-- AVAILABLE RECORDS start --

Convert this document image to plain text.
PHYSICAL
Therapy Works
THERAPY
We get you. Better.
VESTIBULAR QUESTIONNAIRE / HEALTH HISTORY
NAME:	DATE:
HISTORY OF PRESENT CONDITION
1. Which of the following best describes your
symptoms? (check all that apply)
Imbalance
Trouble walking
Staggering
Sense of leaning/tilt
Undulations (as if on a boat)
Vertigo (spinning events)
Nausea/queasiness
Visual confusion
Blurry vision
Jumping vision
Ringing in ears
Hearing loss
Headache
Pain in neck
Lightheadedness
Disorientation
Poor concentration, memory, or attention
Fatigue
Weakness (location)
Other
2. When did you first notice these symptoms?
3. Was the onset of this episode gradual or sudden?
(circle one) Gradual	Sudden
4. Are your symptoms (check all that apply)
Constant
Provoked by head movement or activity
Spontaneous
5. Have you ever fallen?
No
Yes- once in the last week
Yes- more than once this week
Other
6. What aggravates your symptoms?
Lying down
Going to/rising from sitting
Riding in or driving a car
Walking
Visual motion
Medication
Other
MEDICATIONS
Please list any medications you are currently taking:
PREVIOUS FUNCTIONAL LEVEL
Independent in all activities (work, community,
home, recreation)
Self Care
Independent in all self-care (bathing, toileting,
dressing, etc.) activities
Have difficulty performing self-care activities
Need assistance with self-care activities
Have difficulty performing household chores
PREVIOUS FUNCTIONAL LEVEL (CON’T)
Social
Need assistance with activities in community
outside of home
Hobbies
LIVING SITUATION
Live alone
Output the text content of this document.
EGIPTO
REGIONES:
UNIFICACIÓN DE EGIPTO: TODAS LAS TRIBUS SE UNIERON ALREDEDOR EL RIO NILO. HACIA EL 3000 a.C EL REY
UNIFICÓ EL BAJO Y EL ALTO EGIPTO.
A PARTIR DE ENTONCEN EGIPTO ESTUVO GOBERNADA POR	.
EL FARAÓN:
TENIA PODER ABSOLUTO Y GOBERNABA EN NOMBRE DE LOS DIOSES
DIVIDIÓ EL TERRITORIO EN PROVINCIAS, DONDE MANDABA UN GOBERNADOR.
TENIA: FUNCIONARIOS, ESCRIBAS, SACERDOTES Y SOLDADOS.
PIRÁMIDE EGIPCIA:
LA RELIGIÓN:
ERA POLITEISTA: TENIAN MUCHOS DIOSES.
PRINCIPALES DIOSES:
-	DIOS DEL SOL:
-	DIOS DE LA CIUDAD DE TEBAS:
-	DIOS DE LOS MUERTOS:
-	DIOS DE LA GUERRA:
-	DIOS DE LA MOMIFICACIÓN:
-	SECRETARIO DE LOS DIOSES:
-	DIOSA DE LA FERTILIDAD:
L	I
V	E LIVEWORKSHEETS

-- AVAILABLE RECORDS end --

= TASK DIRECTIONS =
Quote every record above exactly.

= SOLVED PROBLEM =
Convert this document image to plain text.
PHYSICAL
Therapy Works
THERAPY
We get you. Better.
VESTIBULAR QUESTIONNAIRE / HEALTH HISTORY
NAME:	DATE:
HISTORY OF PRESENT CONDITION
1. Which of the following best describes your
symptoms? (check all that apply)
Imbalance
Trouble walking
Staggering
Sense of leaning/tilt
Undulations (as if on a boat)
Vertigo (spinning events)
Nausea/queasiness
Visual confusion
Blurry vision
Jumping vision
Ringing in ears
Hearing loss
Headache
Pain in neck
Lightheadedness
Disorientation
Poor concentration, memory, or attention
Fatigue
Weakness (location)
Other
2. When did you first notice these symptoms?
3. Was the onset of this episode gradual or sudden?
(circle one) Gradual	Sudden
4. Are your symptoms (check all that apply)
Constant
Provoked by head movement or activity
Spontaneous
5. Have you ever fallen?
No
Yes- once in the last week
Yes- more than once this week
Other
6. What aggravates your symptoms?
Lying down
Going to/rising from sitting
Riding in or driving a car
Walking
Visual motion
Medication
Other
MEDICATIONS
Please list any medications you are currently taking:
PREVIOUS FUNCTIONAL LEVEL
Independent in all activities (work, community,
home, recreation)
Self Care
Independent in all self-care (bathing, toileting,
dressing, etc.) activities
Have difficulty performing self-care activities
Need assistance with self-care activities
Have difficulty performing household chores
PREVIOUS FUNCTIONAL LEVEL (CON’T)
Social
Need assistance with activities in community
outside of home
Hobbies
LIVING SITUATION
Live alone
Output the text content of this document.
EGIPTO
REGIONES:
UNIFICACIÓN DE EGIPTO: TODAS LAS TRIBUS SE UNIERON ALREDEDOR EL RIO NILO. HACIA EL 3000 a.C EL REY
UNIFICÓ EL BAJO Y EL ALTO EGIPTO.
A PARTIR DE ENTONCEN EGIPTO ESTUVO GOBERNADA POR	.
EL FARAÓN:
TENIA PODER ABSOLUTO Y GOBERNABA EN NOMBRE DE LOS DIOSES
DIVIDIÓ EL TERRITORIO EN PROVINCIAS, DONDE MANDABA UN GOBERNADOR.
TENIA: FUNCIONARIOS, ESCRIBAS, SACERDOTES Y SOLDADOS.
PIRÁMIDE EGIPCIA:
LA RELIGIÓN:
ERA POLITEISTA: TENIAN MUCHOS DIOSES.
PRINCIPALES DIOSES:
-	DIOS DEL SOL:
-	DIOS DE LA CIUDAD DE TEBAS:
-	DIOS DE LOS MUERTOS:
-	DIOS DE LA GUERRA:
-	DIOS DE LA MOMIFICACIÓN:
-	SECRETARIO DE LOS DIOSES:
-	DIOSA DE LA FERTILIDAD:
L	I
V	E LIVEWORKSHEETS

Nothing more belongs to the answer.